- [Task to carry out] Print exactly and only the lines that run from the one containing "List all visible" through the end of the material, please, omitting pictures.

- [Dataset extract]
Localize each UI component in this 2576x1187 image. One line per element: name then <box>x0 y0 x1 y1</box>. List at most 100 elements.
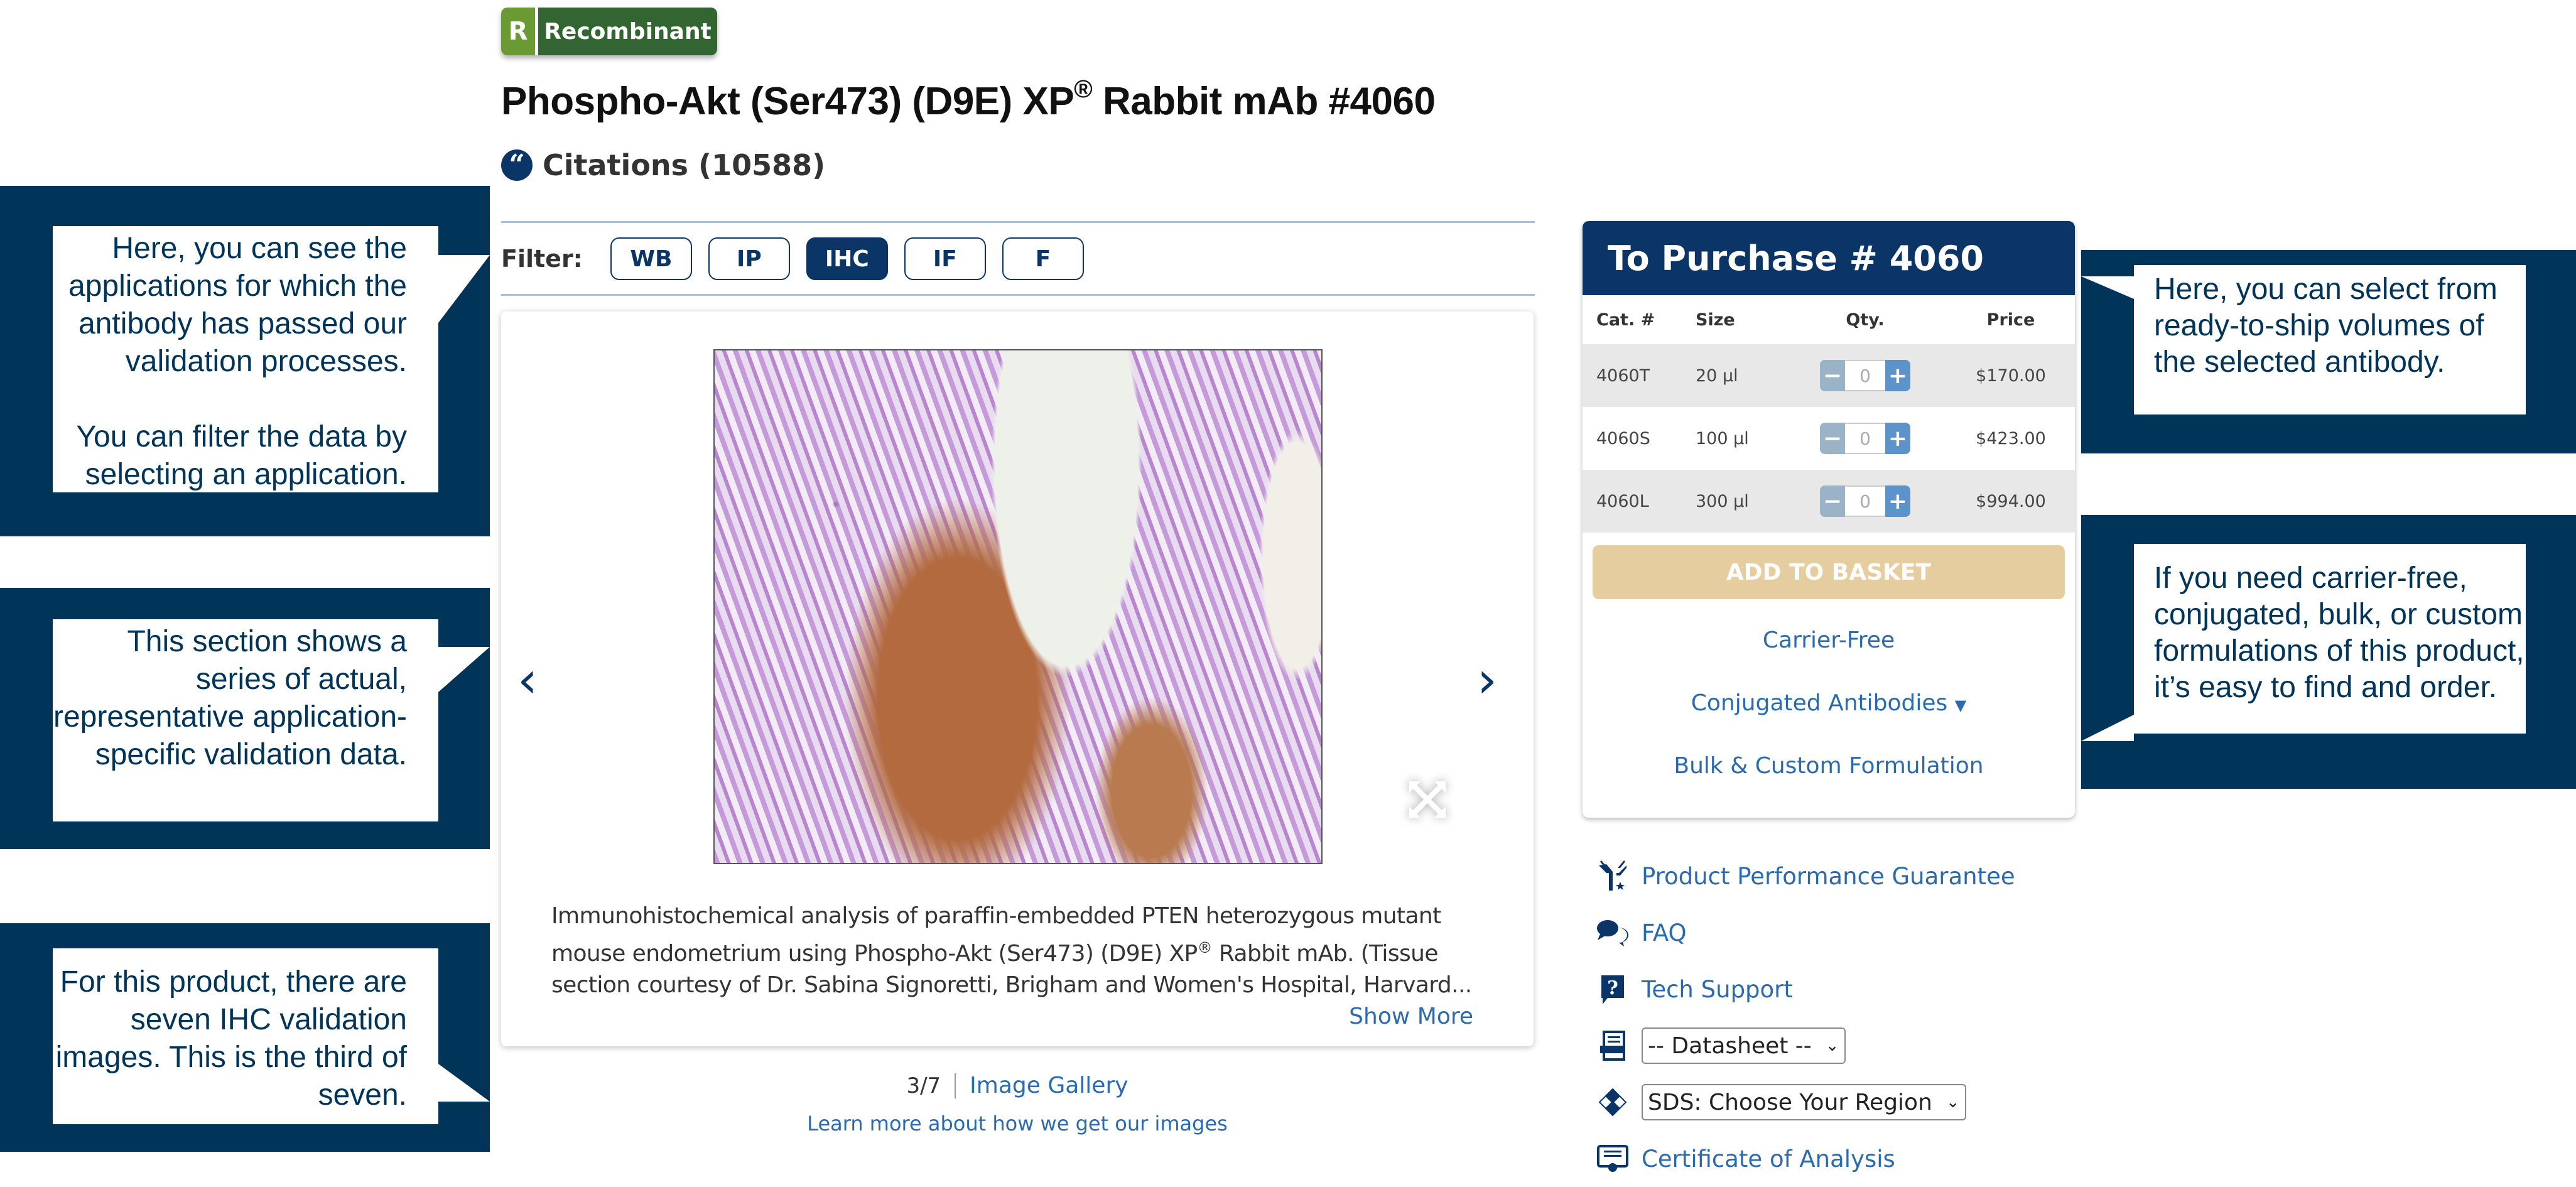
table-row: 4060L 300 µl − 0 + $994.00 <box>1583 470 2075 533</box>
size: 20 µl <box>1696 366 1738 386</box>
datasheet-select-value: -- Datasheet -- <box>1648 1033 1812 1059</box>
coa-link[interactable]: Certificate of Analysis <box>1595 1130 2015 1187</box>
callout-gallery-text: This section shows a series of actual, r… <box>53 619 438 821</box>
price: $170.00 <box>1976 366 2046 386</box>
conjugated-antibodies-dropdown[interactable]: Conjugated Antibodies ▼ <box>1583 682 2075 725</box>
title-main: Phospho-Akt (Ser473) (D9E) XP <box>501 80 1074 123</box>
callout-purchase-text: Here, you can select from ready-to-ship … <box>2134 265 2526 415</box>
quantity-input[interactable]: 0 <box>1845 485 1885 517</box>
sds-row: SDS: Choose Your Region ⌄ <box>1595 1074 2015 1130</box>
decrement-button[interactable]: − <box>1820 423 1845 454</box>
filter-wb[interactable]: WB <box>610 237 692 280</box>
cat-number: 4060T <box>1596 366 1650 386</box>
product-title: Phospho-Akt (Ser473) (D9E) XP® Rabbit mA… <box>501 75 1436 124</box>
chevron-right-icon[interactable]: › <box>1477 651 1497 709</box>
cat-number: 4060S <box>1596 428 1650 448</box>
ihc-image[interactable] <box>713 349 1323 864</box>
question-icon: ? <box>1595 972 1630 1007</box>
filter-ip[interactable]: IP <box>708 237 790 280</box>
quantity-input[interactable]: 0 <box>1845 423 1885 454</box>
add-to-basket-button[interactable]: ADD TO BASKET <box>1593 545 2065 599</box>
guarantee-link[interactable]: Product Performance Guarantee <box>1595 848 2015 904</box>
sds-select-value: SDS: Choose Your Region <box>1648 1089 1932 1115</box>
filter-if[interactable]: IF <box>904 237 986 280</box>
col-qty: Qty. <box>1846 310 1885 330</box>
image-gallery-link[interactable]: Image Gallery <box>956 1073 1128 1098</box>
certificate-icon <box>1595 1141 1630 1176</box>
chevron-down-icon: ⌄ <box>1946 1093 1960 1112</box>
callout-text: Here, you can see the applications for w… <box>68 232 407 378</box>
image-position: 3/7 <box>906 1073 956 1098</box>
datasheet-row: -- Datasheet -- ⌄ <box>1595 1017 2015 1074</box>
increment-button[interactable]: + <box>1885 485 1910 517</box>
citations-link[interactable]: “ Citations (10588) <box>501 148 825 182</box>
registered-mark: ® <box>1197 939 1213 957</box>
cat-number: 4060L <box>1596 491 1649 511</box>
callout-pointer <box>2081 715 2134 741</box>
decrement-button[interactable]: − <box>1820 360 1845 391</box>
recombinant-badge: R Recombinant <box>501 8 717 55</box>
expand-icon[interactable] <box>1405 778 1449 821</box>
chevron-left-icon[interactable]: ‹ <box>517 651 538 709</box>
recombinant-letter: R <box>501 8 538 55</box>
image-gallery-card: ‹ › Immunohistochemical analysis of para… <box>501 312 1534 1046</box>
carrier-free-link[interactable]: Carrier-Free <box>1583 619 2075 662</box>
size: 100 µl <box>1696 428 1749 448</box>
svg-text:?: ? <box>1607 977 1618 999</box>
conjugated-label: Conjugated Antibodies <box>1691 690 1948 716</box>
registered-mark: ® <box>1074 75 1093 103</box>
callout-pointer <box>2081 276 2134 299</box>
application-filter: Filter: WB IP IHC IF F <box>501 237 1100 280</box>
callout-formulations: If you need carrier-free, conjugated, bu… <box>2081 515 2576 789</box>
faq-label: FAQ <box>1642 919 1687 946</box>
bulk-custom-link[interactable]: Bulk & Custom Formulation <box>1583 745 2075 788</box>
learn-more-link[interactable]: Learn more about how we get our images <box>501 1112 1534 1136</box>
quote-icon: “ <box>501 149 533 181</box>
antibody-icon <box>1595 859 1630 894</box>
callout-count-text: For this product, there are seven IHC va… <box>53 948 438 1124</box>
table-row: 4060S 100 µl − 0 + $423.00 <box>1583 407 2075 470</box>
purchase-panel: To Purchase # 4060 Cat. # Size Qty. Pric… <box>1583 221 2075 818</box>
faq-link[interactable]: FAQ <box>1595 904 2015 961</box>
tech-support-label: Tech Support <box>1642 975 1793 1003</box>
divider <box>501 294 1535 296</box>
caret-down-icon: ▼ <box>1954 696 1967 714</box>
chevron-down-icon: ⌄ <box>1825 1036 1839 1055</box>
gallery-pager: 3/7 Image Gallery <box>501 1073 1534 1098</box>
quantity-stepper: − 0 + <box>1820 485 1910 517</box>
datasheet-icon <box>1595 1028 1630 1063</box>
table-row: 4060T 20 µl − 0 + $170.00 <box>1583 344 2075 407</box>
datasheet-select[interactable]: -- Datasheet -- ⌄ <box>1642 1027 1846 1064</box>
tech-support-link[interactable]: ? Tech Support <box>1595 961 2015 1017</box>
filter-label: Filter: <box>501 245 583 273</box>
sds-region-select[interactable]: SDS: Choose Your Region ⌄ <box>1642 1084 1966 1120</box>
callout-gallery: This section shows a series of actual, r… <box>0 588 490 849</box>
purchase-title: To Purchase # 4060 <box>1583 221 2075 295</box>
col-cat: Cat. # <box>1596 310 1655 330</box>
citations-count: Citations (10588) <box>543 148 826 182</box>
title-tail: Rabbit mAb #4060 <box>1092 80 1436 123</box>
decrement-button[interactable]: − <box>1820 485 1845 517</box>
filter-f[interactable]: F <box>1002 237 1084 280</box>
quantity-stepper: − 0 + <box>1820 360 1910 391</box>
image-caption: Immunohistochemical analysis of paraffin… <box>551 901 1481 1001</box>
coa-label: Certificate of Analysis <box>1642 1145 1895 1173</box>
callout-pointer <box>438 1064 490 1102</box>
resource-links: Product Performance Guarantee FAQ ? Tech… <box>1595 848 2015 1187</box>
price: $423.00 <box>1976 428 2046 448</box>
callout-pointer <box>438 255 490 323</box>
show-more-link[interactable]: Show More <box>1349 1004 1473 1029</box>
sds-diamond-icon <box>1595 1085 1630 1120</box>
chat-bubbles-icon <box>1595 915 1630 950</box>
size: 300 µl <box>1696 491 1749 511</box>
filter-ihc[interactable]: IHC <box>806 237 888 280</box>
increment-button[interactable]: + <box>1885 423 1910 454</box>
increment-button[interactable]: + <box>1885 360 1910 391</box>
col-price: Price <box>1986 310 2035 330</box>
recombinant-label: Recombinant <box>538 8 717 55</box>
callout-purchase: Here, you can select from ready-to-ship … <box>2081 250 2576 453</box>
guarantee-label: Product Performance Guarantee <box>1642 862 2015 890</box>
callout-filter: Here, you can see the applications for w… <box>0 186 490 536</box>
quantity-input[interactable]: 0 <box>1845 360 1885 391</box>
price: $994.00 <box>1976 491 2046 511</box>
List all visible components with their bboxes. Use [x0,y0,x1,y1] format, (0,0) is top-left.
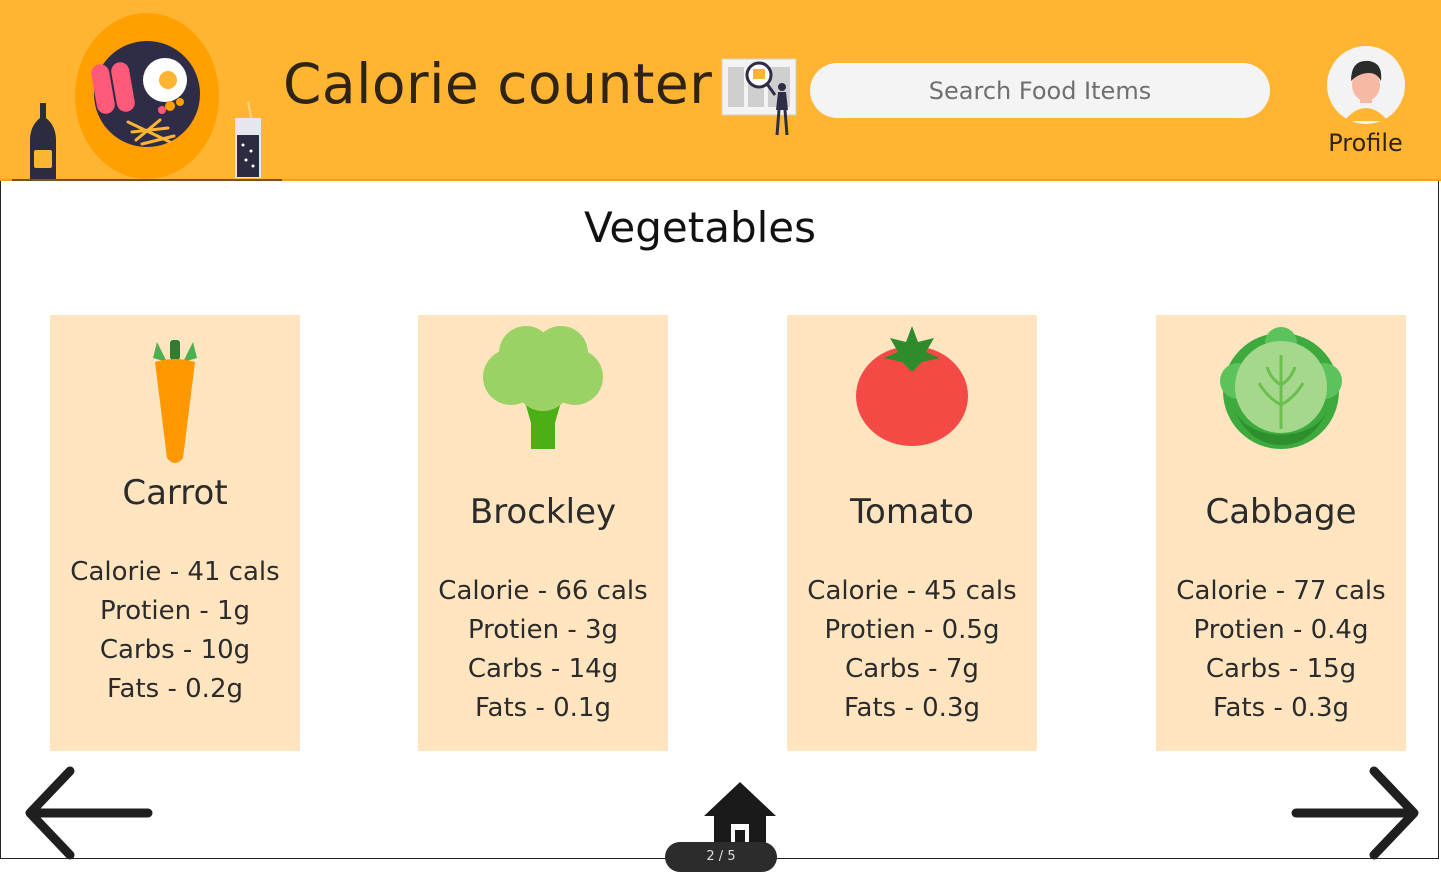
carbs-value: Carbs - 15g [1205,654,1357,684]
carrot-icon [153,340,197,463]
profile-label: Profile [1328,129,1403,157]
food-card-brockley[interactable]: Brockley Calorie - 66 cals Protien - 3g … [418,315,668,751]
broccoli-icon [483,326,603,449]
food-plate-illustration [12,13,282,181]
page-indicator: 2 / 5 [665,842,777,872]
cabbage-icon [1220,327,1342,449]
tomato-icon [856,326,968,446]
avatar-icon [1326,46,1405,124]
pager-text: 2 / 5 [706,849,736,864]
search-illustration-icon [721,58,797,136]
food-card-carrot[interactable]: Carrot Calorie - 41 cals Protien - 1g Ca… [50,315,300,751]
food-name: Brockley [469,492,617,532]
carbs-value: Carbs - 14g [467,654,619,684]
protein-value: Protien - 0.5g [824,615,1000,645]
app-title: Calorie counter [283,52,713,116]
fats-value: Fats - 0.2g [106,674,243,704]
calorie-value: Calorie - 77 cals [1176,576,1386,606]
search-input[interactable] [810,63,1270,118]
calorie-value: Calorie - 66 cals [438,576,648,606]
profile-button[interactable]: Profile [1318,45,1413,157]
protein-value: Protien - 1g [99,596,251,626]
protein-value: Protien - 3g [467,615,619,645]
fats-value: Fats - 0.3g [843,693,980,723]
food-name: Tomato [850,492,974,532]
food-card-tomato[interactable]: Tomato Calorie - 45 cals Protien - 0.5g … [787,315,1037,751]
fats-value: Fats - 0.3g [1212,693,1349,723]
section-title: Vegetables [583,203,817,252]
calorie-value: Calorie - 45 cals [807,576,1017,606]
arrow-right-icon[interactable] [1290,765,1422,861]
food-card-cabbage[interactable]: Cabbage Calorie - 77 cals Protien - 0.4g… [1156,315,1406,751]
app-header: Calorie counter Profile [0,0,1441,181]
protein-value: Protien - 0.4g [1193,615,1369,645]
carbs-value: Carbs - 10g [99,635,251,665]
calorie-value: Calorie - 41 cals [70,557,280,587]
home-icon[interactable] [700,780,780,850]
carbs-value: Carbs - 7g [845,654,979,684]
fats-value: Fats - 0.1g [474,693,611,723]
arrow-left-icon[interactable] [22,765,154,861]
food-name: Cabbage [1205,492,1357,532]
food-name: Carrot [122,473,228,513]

- [Answer to this problem]
List all visible components with their bboxes. Use [x0,y0,x1,y1] format, (0,0) is top-left.
carbs-value: Carbs - 15g [1205,654,1357,684]
carrot-icon [153,340,197,463]
profile-label: Profile [1328,129,1403,157]
food-card-brockley[interactable]: Brockley Calorie - 66 cals Protien - 3g … [418,315,668,751]
broccoli-icon [483,326,603,449]
food-plate-illustration [12,13,282,181]
page-indicator: 2 / 5 [665,842,777,872]
cabbage-icon [1220,327,1342,449]
tomato-icon [856,326,968,446]
avatar-icon [1326,46,1405,124]
pager-text: 2 / 5 [706,849,736,864]
search-illustration-icon [721,58,797,136]
food-card-carrot[interactable]: Carrot Calorie - 41 cals Protien - 1g Ca… [50,315,300,751]
food-name: Brockley [469,492,617,532]
carbs-value: Carbs - 14g [467,654,619,684]
protein-value: Protien - 0.5g [824,615,1000,645]
app-title: Calorie counter [283,52,713,116]
fats-value: Fats - 0.2g [106,674,243,704]
calorie-value: Calorie - 77 cals [1176,576,1386,606]
search-input[interactable] [810,63,1270,118]
calorie-value: Calorie - 66 cals [438,576,648,606]
profile-button[interactable]: Profile [1318,45,1413,157]
protein-value: Protien - 1g [99,596,251,626]
protein-value: Protien - 3g [467,615,619,645]
fats-value: Fats - 0.3g [843,693,980,723]
food-name: Tomato [850,492,974,532]
food-card-tomato[interactable]: Tomato Calorie - 45 cals Protien - 0.5g … [787,315,1037,751]
fats-value: Fats - 0.3g [1212,693,1349,723]
section-title: Vegetables [583,203,817,252]
calorie-value: Calorie - 45 cals [807,576,1017,606]
arrow-right-icon[interactable] [1290,765,1422,861]
food-card-cabbage[interactable]: Cabbage Calorie - 77 cals Protien - 0.4g… [1156,315,1406,751]
app-header: Calorie counter Profile [0,0,1441,181]
protein-value: Protien - 0.4g [1193,615,1369,645]
carbs-value: Carbs - 10g [99,635,251,665]
calorie-value: Calorie - 41 cals [70,557,280,587]
home-icon[interactable] [700,780,780,850]
carbs-value: Carbs - 7g [845,654,979,684]
fats-value: Fats - 0.1g [474,693,611,723]
arrow-left-icon[interactable] [22,765,154,861]
food-name: Cabbage [1205,492,1357,532]
food-name: Carrot [122,473,228,513]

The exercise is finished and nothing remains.